**DATASET ROWS:**
** START **

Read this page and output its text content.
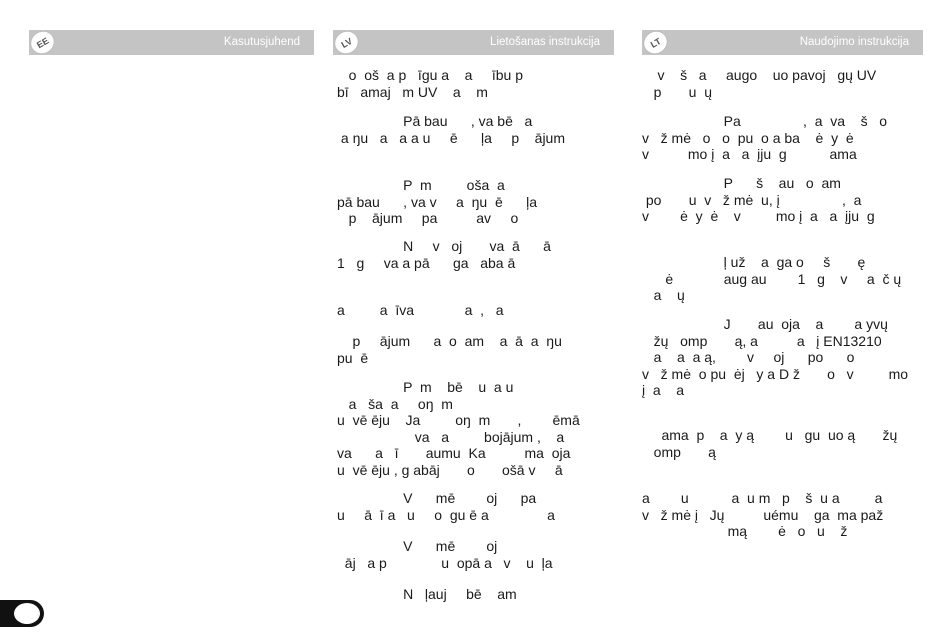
EE	Kasutusjuhend	LV	Lietošanas instrukcija

o  oš  a p   īgu a    a     ību p
bī   amaj   m UV    a    m

Pā bau      , va bē   a
a ŋu   a   a a u     ē      ļa     p    ājum

P  m         oša  a
pā bau      , va v     a  ŋu  ē      ļa
p    ājum     pa          av     o

N     v   oj       va  ā      ā
1   g     va a pā      ga   aba ā

a         a  īva             a  ,   a

p     ājum      a  o  am    a  ā  a  ŋu
pu  ē

P  m    bē    u  a u
a   ša  a     oŋ  m
u  vē ēju    Ja         oŋ  m       ,        ēmā
va   a         bojājum ,    a
va      a   ī       aumu  Ka          ma  oja
u  vē ēju , g abāj       o       ošā v     ā

V      mē        oj      pa
u     ā  ī a   u     o  gu ē a               a

V      mē        oj
āj   a p              u  opā a   v    u  ļa

N   ļauj     bē    am

LT	Naudojimo instrukcija

v    š   a     augo    uo pavoj   gų UV
p       u  ų

Pa                ,  a  va    š   o
v   ž mė   o   o  pu  o a ba    ė  y  ė
v          mo į  a   a  įju  g           ama

P      š    au   o  am
po       u  v   ž mė  u, į                ,  a
v        ė  y  ė    v         mo į  a   a  įju  g

ļ už    a  ga o     š       ę
ė             aug au        1   g    v     a  č ų
a    ų

J       au  oja    a        a yvų
žų   omp       ą, a          a   į EN13210
a    a  a ą,        v     oj      po      o
v   ž mė  o pu  ėj   y a D ž       o   v         mo
į  a    a

ama  p    a  y ą        u   gu  uo ą       žų
omp       ą

a        u           a  u m   p    š  u a         a
v   ž mė į   Jų          uému    ga  ma paž
mą        ė   o   u    ž
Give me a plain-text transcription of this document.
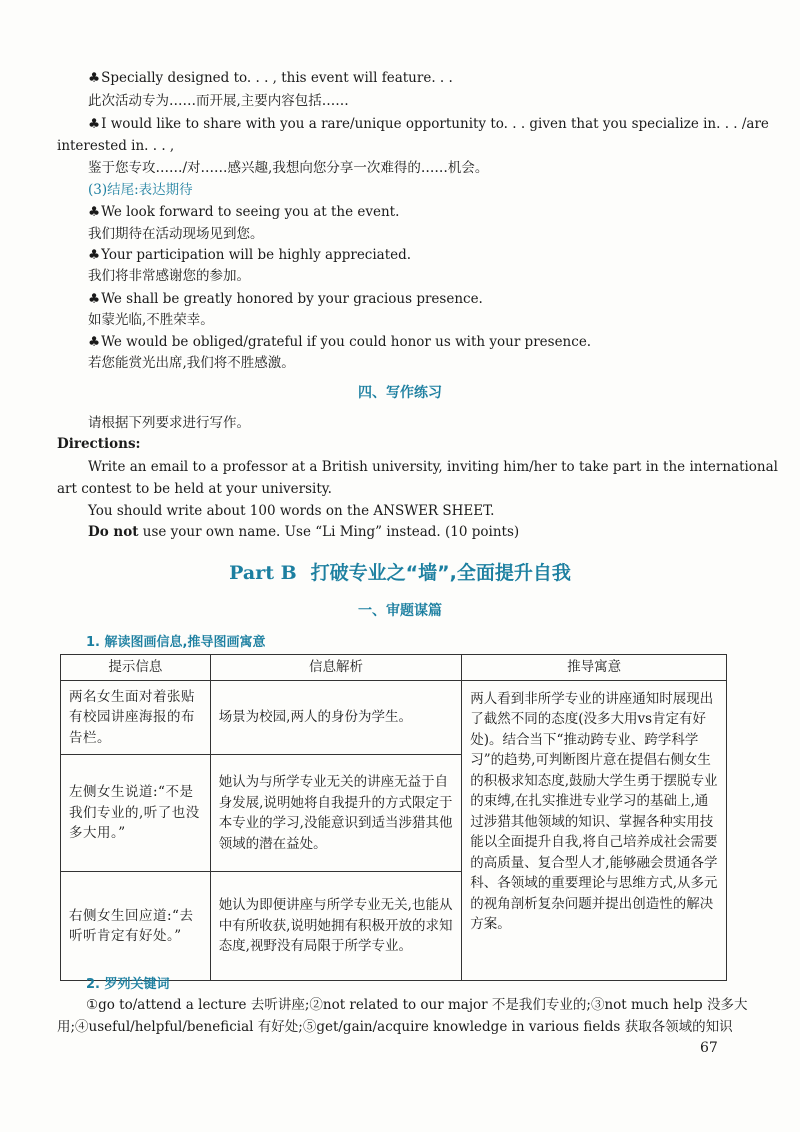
♣Specially designed to. . . , this event will feature. . .
此次活动专为……而开展,主要内容包括……
♣I would like to share with you a rare/unique opportunity to. . . given that you specialize in. . . /are
interested in. . . ,
鉴于您专攻……/对……感兴趣,我想向您分享一次难得的……机会。
(3)结尾:表达期待
♣We look forward to seeing you at the event.
我们期待在活动现场见到您。
♣Your participation will be highly appreciated.
我们将非常感谢您的参加。
♣We shall be greatly honored by your gracious presence.
如蒙光临,不胜荣幸。
♣We would be obliged/grateful if you could honor us with your presence.
若您能赏光出席,我们将不胜感激。
四、写作练习
请根据下列要求进行写作。
Directions:
Write an email to a professor at a British university, inviting him/her to take part in the international
art contest to be held at your university.
You should write about 100 words on the ANSWER SHEET.
Do not use your own name. Use “Li Ming” instead. (10 points)
Part B 打破专业之“墙”,全面提升自我
一、审题谋篇
1. 解读图画信息,推导图画寓意
提示信息	信息解析	推导寓意
两名女生面对着张贴有校园讲座海报的布告栏。	场景为校园,两人的身份为学生。	两人看到非所学专业的讲座通知时展现出了截然不同的态度(没多大用vs肯定有好处)。结合当下“推动跨专业、跨学科学习”的趋势,可判断图片意在提倡右侧女生的积极求知态度,鼓励大学生勇于摆脱专业的束缚,在扎实推进专业学习的基础上,通过涉猎其他领域的知识、掌握各种实用技能以全面提升自我,将自己培养成社会需要的高质量、复合型人才,能够融会贯通各学科、各领域的重要理论与思维方式,从多元的视角剖析复杂问题并提出创造性的解决方案。
左侧女生说道:“不是我们专业的,听了也没多大用。”	她认为与所学专业无关的讲座无益于自身发展,说明她将自我提升的方式限定于本专业的学习,没能意识到适当涉猎其他领域的潜在益处。	
右侧女生回应道:“去听听肯定有好处。”	她认为即便讲座与所学专业无关,也能从中有所收获,说明她拥有积极开放的求知态度,视野没有局限于所学专业。	
2. 罗列关键词
①go to/attend a lecture 去听讲座;②not related to our major 不是我们专业的;③not much help 没多大
用;④useful/helpful/beneficial 有好处;⑤get/gain/acquire knowledge in various fields 获取各领域的知识
67
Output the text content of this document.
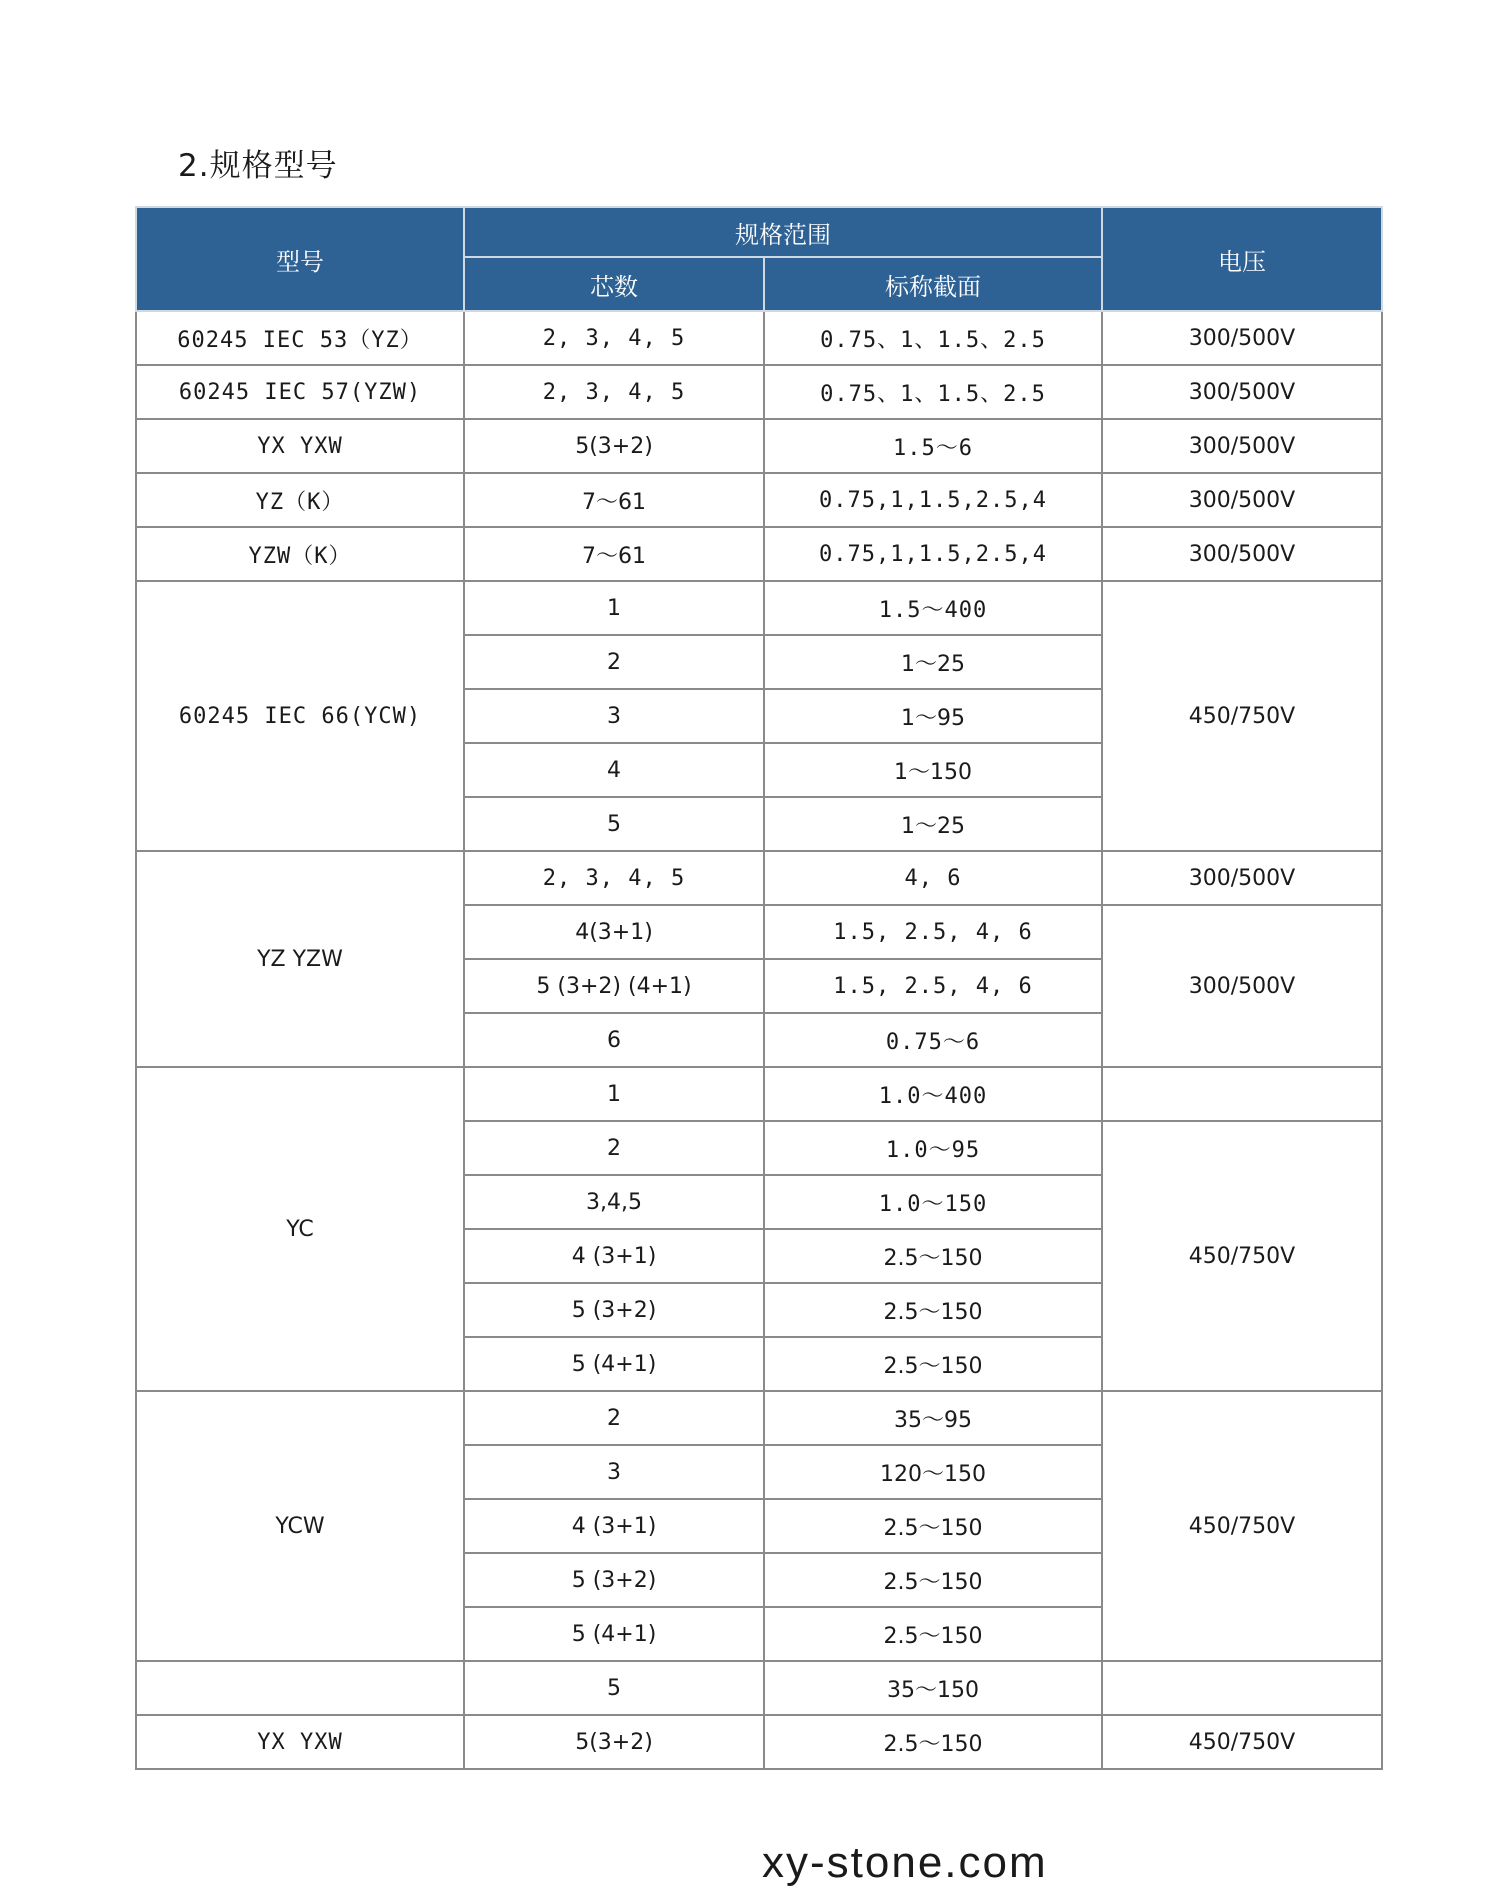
2.规格型号
型号	规格范围		电压
	芯数	标称截面	
60245 IEC 53（YZ）	2, 3, 4, 5	0.75、1、1.5、2.5	300/500V
60245 IEC 57(YZW)	2, 3, 4, 5	0.75、1、1.5、2.5	300/500V
YX YXW	5(3+2)	1.5～6	300/500V
YZ（K）	7～61	0.75,1,1.5,2.5,4	300/500V
YZW（K）	7～61	0.75,1,1.5,2.5,4	300/500V
60245 IEC 66(YCW)	1	1.5～400	450/750V
	2	1～25	
	3	1～95	
	4	1～150	
	5	1～25	
YZ YZW	2, 3, 4, 5	4, 6	300/500V
	4(3+1)	1.5, 2.5, 4, 6	300/500V
	5 (3+2) (4+1)	1.5, 2.5, 4, 6	
	6	0.75～6	
YC	1	1.0～400	
	2	1.0～95	450/750V
	3,4,5	1.0～150	
	4 (3+1)	2.5～150	
	5 (3+2)	2.5～150	
	5 (4+1)	2.5～150	
YCW	2	35～95	450/750V
	3	120～150	
	4 (3+1)	2.5～150	
	5 (3+2)	2.5～150	
	5 (4+1)	2.5～150	
	5	35～150	
YX YXW	5(3+2)	2.5～150	450/750V
xy-stone.com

** END **

Go through the listing above and write it out again exactly, dropping the pictures.

Read this page and output its text content.
EE	Kasutusjuhend	LV	Lietošanas instrukcija

o  oš  a p   īgu a    a     ību p
bī   amaj   m UV    a    m

Pā bau      , va bē   a
a ŋu   a   a a u     ē      ļa     p    ājum

P  m         oša  a
pā bau      , va v     a  ŋu  ē      ļa
p    ājum     pa          av     o

N     v   oj       va  ā      ā
1   g     va a pā      ga   aba ā

a         a  īva             a  ,   a

p     ājum      a  o  am    a  ā  a  ŋu
pu  ē

P  m    bē    u  a u
a   ša  a     oŋ  m
u  vē ēju    Ja         oŋ  m       ,        ēmā
va   a         bojājum ,    a
va      a   ī       aumu  Ka          ma  oja
u  vē ēju , g abāj       o       ošā v     ā

V      mē        oj      pa
u     ā  ī a   u     o  gu ē a               a

V      mē        oj
āj   a p              u  opā a   v    u  ļa

N   ļauj     bē    am

LT	Naudojimo instrukcija

v    š   a     augo    uo pavoj   gų UV
p       u  ų

Pa                ,  a  va    š   o
v   ž mė   o   o  pu  o a ba    ė  y  ė
v          mo į  a   a  įju  g           ama

P      š    au   o  am
po       u  v   ž mė  u, į                ,  a
v        ė  y  ė    v         mo į  a   a  įju  g

ļ už    a  ga o     š       ę
ė             aug au        1   g    v     a  č ų
a    ų

J       au  oja    a        a yvų
žų   omp       ą, a          a   į EN13210
a    a  a ą,        v     oj      po      o
v   ž mė  o pu  ėj   y a D ž       o   v         mo
į  a    a

ama  p    a  y ą        u   gu  uo ą       žų
omp       ą

a        u           a  u m   p    š  u a         a
v   ž mė į   Jų          uému    ga  ma paž
mą        ė   o   u    ž
Give me a plain-text transcription of this document.
♣Specially designed to. . . , this event will feature. . .
此次活动专为……而开展,主要内容包括……
♣I would like to share with you a rare/unique opportunity to. . . given that you specialize in. . . /are
interested in. . . ,
鉴于您专攻……/对……感兴趣,我想向您分享一次难得的……机会。
(3)结尾:表达期待
♣We look forward to seeing you at the event.
我们期待在活动现场见到您。
♣Your participation will be highly appreciated.
我们将非常感谢您的参加。
♣We shall be greatly honored by your gracious presence.
如蒙光临,不胜荣幸。
♣We would be obliged/grateful if you could honor us with your presence.
若您能赏光出席,我们将不胜感激。
四、写作练习
请根据下列要求进行写作。
Directions:
Write an email to a professor at a British university, inviting him/her to take part in the international
art contest to be held at your university.
You should write about 100 words on the ANSWER SHEET.
Do not use your own name. Use “Li Ming” instead. (10 points)
Part B 打破专业之“墙”,全面提升自我
一、审题谋篇
1. 解读图画信息,推导图画寓意
提示信息	信息解析	推导寓意
两名女生面对着张贴有校园讲座海报的布告栏。	场景为校园,两人的身份为学生。	两人看到非所学专业的讲座通知时展现出了截然不同的态度(没多大用vs肯定有好处)。结合当下“推动跨专业、跨学科学习”的趋势,可判断图片意在提倡右侧女生的积极求知态度,鼓励大学生勇于摆脱专业的束缚,在扎实推进专业学习的基础上,通过涉猎其他领域的知识、掌握各种实用技能以全面提升自我,将自己培养成社会需要的高质量、复合型人才,能够融会贯通各学科、各领域的重要理论与思维方式,从多元的视角剖析复杂问题并提出创造性的解决方案。
左侧女生说道:“不是我们专业的,听了也没多大用。”	她认为与所学专业无关的讲座无益于自身发展,说明她将自我提升的方式限定于本专业的学习,没能意识到适当涉猎其他领域的潜在益处。	
右侧女生回应道:“去听听肯定有好处。”	她认为即便讲座与所学专业无关,也能从中有所收获,说明她拥有积极开放的求知态度,视野没有局限于所学专业。	
2. 罗列关键词
①go to/attend a lecture 去听讲座;②not related to our major 不是我们专业的;③not much help 没多大
用;④useful/helpful/beneficial 有好处;⑤get/gain/acquire knowledge in various fields 获取各领域的知识
67
Output the text content of this document.
2.规格型号
型号	规格范围		电压
	芯数	标称截面	
60245 IEC 53（YZ）	2, 3, 4, 5	0.75、1、1.5、2.5	300/500V
60245 IEC 57(YZW)	2, 3, 4, 5	0.75、1、1.5、2.5	300/500V
YX YXW	5(3+2)	1.5～6	300/500V
YZ（K）	7～61	0.75,1,1.5,2.5,4	300/500V
YZW（K）	7～61	0.75,1,1.5,2.5,4	300/500V
60245 IEC 66(YCW)	1	1.5～400	450/750V
	2	1～25	
	3	1～95	
	4	1～150	
	5	1～25	
YZ YZW	2, 3, 4, 5	4, 6	300/500V
	4(3+1)	1.5, 2.5, 4, 6	300/500V
	5 (3+2) (4+1)	1.5, 2.5, 4, 6	
	6	0.75～6	
YC	1	1.0～400	
	2	1.0～95	450/750V
	3,4,5	1.0～150	
	4 (3+1)	2.5～150	
	5 (3+2)	2.5～150	
	5 (4+1)	2.5～150	
YCW	2	35～95	450/750V
	3	120～150	
	4 (3+1)	2.5～150	
	5 (3+2)	2.5～150	
	5 (4+1)	2.5～150	
	5	35～150	
YX YXW	5(3+2)	2.5～150	450/750V
xy-stone.com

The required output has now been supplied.